**CHALLENGE**.
Search the records for the word "xavfsizligiga" and report each line that has it.

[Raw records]
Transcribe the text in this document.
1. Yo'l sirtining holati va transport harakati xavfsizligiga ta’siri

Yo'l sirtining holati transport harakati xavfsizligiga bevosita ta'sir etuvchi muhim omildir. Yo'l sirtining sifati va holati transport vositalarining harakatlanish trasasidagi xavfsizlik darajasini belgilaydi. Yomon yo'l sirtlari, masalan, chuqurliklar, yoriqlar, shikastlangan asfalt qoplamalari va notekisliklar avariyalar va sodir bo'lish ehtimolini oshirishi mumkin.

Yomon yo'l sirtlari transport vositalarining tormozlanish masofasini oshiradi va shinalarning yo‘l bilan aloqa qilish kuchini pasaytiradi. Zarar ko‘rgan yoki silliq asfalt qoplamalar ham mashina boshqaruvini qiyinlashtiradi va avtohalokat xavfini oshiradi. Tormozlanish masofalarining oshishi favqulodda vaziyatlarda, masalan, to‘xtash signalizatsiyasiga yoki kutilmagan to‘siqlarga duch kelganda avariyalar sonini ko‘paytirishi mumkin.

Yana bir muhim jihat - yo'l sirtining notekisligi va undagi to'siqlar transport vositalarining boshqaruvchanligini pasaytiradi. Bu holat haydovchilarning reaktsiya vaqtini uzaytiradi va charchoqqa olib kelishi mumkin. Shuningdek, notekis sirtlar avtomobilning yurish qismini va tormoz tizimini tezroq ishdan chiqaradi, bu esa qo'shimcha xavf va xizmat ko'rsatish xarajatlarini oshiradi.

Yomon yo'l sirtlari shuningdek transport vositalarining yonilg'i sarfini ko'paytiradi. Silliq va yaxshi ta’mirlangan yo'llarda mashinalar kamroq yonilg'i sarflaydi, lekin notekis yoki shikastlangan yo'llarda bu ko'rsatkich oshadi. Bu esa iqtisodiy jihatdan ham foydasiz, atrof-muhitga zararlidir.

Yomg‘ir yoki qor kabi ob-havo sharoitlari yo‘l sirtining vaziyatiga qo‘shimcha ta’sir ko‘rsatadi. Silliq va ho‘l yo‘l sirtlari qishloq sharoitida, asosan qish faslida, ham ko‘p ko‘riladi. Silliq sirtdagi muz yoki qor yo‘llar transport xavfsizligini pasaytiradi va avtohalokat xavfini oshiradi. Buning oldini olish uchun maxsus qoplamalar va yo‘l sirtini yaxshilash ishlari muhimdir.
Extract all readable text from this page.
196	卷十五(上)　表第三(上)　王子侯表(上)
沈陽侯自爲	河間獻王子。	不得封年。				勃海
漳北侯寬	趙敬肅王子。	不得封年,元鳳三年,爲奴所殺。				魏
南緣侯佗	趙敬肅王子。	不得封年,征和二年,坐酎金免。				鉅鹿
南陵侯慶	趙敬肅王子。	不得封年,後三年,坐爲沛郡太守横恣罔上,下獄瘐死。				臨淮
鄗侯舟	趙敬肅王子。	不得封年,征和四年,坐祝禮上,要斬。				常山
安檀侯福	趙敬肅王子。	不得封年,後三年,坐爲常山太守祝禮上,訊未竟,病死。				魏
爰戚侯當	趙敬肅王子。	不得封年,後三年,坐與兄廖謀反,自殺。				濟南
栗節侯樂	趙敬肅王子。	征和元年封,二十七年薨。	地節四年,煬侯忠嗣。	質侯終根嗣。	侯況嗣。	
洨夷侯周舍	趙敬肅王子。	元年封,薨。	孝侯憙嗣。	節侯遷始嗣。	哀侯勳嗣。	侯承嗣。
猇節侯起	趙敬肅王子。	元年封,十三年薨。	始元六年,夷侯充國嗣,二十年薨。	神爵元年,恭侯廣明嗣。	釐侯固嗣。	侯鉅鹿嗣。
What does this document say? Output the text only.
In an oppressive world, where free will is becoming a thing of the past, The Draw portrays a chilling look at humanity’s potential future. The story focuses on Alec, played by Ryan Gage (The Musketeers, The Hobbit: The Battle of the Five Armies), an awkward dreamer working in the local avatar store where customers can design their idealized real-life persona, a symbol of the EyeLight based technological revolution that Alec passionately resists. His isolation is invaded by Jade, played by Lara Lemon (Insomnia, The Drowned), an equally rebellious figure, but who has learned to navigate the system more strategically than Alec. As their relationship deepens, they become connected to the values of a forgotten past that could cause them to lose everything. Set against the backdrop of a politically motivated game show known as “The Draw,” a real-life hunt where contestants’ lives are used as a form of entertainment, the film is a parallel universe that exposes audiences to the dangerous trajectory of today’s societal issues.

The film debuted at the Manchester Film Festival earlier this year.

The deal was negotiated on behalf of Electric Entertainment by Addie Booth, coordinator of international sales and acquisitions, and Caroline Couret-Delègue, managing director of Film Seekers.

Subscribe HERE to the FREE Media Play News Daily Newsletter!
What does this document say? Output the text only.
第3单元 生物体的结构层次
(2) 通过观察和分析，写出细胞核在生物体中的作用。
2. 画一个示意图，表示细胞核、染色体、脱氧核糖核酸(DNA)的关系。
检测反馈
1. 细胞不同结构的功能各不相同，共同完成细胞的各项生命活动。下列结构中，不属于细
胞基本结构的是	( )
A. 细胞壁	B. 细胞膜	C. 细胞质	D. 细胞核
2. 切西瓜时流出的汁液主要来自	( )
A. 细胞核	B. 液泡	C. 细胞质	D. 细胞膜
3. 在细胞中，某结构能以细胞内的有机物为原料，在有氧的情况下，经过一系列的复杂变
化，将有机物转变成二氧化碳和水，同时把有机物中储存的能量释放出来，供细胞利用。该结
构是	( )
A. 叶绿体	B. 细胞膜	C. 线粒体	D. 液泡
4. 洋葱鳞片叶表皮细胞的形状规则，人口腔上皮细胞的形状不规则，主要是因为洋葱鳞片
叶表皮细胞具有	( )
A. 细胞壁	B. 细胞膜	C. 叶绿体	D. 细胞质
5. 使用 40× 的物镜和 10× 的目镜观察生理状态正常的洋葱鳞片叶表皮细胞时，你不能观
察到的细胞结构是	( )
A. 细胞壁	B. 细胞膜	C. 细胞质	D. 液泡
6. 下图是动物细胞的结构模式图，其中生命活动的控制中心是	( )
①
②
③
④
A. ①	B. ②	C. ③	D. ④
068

**RESULT**.
1. Yo'l sirtining holati va transport harakati xavfsizligiga ta’siri
Yo'l sirtining holati transport harakati xavfsizligiga bevosita ta'sir etuvchi muhim omildir. Yo'l sirtining sifati va holati transport vositalarining harakatlanish trasasidagi xavfsizlik darajasini belgilaydi. Yomon yo'l sirtlari, masalan, chuqurliklar, yoriqlar, shikastlangan asfalt qoplamalari va notekisliklar avariyalar va sodir bo'lish ehtimolini oshirishi mumkin.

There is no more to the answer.